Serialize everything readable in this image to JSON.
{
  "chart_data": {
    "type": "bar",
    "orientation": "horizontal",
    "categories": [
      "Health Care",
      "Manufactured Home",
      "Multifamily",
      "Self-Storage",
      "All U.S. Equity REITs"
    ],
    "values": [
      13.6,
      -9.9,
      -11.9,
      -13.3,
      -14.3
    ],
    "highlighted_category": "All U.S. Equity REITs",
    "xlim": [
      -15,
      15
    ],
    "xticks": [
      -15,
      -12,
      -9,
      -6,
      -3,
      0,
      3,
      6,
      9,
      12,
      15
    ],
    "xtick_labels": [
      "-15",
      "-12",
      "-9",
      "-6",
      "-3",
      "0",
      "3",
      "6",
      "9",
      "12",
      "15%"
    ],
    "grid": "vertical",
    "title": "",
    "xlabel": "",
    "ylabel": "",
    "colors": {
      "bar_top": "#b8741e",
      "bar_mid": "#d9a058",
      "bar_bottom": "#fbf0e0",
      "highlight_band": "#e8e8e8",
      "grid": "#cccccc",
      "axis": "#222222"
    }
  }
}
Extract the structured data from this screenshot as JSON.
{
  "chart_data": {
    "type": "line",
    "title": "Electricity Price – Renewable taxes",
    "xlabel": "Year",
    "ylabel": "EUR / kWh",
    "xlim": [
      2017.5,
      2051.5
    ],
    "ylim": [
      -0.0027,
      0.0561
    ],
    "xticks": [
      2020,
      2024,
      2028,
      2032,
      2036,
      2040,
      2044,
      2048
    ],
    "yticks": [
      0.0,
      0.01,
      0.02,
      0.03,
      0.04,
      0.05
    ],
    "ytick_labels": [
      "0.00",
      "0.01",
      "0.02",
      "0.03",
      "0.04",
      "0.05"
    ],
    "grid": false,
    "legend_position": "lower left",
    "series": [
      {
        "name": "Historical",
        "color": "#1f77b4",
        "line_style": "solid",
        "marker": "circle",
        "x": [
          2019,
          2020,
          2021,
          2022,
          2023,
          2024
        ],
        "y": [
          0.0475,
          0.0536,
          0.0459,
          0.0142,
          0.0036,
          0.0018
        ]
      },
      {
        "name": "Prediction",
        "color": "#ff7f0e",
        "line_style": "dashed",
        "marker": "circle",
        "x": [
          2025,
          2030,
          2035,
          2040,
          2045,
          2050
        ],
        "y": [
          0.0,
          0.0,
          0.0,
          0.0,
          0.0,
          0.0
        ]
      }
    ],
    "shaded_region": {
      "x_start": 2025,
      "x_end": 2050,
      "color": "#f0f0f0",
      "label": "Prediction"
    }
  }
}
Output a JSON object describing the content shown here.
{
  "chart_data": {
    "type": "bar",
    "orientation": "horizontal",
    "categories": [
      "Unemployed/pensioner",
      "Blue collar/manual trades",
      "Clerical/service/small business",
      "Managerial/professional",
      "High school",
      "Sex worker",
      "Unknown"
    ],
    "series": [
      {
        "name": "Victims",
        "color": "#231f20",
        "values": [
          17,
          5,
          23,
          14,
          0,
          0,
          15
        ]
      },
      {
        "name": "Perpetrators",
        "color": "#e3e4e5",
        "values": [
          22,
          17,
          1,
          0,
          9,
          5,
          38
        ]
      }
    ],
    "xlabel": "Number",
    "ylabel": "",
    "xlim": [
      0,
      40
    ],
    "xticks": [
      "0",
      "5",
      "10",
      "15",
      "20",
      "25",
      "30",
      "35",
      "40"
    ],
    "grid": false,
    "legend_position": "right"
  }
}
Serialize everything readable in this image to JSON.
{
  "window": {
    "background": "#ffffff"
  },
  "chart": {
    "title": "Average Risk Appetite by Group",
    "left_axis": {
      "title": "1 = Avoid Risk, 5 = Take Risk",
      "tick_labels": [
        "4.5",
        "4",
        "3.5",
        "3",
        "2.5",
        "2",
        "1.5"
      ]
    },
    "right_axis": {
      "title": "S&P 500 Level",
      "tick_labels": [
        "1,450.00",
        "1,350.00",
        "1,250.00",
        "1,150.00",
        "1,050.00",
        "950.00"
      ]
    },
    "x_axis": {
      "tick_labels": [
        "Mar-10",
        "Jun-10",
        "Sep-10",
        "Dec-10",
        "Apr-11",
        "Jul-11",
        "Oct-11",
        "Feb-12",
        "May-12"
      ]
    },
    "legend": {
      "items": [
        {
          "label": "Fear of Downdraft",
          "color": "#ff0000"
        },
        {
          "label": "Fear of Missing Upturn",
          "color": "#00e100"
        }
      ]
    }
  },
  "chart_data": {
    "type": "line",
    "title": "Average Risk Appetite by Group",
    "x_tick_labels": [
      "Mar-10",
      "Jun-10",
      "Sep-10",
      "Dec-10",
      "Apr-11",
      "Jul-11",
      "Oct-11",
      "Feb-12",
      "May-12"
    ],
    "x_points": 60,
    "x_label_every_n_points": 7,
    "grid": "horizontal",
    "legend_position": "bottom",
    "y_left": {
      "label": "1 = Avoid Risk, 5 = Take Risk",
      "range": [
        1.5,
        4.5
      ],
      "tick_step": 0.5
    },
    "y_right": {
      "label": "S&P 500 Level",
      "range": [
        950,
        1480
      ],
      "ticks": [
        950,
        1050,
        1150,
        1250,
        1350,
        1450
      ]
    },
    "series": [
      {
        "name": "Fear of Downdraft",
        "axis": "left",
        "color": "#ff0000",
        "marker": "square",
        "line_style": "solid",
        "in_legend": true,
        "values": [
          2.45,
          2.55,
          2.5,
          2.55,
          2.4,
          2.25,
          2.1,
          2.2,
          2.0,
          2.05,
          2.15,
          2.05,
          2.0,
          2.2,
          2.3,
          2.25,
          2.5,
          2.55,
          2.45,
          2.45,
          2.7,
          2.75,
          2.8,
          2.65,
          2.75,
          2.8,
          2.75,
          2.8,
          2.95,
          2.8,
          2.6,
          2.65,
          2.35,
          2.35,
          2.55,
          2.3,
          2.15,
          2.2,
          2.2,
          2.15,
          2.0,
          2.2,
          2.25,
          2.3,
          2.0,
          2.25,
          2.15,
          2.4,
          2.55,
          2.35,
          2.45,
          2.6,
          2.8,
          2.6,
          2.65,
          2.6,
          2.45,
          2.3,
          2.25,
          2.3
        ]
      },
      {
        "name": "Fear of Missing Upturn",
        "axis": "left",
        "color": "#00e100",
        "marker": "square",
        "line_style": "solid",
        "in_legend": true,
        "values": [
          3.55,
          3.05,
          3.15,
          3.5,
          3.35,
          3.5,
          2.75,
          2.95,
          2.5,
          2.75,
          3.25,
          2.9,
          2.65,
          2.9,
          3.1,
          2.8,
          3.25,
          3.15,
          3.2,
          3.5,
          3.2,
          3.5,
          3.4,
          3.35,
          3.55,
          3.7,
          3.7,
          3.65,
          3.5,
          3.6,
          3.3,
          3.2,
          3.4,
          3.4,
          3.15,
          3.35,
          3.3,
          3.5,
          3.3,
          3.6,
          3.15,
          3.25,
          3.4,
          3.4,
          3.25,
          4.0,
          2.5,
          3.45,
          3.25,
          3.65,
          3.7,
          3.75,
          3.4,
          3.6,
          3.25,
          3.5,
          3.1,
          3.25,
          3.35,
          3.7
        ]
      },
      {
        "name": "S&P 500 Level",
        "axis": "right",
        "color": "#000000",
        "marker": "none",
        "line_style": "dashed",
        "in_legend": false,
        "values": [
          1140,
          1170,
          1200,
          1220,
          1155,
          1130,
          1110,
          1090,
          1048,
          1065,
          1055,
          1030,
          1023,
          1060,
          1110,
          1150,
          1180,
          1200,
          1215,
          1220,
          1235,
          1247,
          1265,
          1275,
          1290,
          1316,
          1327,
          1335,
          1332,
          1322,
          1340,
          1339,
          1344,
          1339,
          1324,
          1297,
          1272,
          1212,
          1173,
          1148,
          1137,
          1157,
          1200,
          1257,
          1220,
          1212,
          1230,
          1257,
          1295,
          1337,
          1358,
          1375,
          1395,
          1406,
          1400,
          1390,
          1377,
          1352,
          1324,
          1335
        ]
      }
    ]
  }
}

──────────

Problem description: Going through the entries above, tally each line that has the word "title". Answer with the number only.

The completed task: 6